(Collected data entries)

--- BEGIN ---

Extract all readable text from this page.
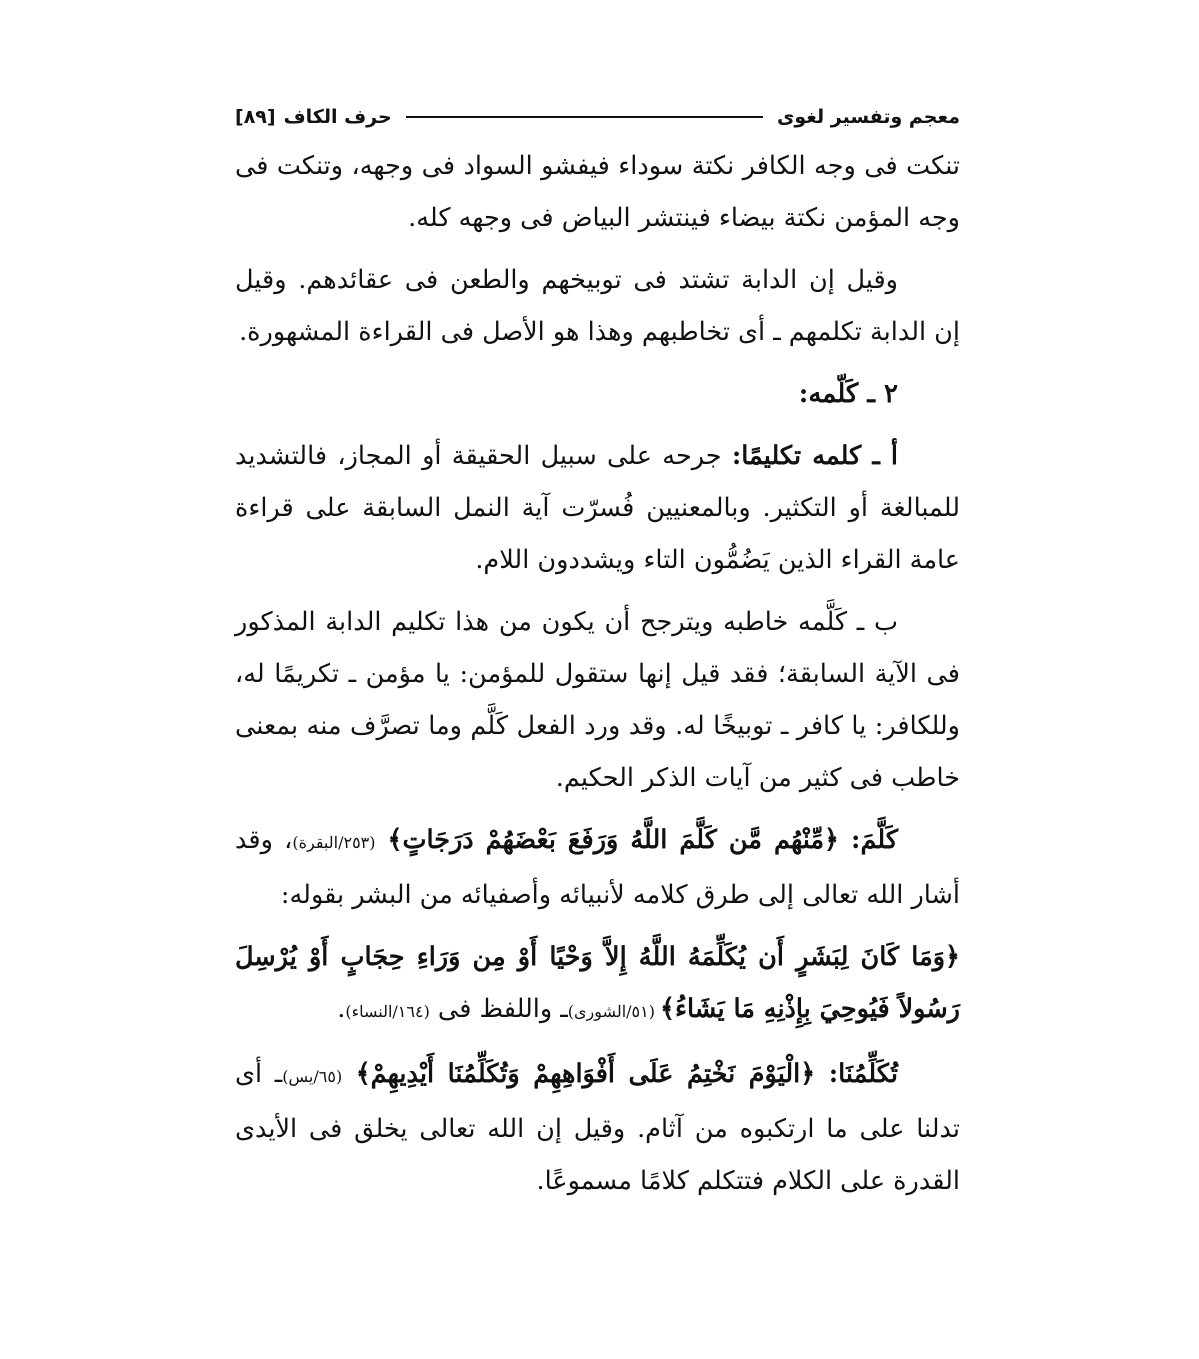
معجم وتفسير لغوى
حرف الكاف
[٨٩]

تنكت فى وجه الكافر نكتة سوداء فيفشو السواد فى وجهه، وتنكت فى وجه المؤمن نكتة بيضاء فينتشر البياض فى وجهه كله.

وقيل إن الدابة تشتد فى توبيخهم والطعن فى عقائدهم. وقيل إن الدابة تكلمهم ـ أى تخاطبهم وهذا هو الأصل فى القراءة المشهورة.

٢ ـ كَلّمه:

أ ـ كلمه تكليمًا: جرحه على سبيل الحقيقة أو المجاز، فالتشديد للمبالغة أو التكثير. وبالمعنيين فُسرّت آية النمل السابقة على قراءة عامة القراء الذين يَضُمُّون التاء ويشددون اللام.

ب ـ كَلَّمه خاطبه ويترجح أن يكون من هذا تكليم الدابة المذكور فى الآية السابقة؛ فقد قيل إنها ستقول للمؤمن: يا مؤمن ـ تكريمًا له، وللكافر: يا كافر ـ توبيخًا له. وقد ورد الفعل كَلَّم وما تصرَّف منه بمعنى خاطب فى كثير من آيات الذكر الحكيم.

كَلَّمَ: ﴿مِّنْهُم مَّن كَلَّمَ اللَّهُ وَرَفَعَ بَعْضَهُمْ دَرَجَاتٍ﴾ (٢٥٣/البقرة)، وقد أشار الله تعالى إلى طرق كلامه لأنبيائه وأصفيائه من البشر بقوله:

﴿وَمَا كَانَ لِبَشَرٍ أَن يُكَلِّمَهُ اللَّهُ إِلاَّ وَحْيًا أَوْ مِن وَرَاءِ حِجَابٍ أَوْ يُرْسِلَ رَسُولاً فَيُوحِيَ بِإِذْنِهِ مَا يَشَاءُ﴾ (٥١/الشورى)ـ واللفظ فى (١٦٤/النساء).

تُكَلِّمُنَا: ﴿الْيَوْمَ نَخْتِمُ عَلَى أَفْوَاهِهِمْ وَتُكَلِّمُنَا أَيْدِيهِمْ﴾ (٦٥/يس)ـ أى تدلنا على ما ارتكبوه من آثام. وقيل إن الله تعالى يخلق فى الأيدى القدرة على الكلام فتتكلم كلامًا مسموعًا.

--- END ---

== Your task ==
A line counts if it holds the word "تعالى". Work out how many lines in the listing count, and give only that number.

== Correct response ==
2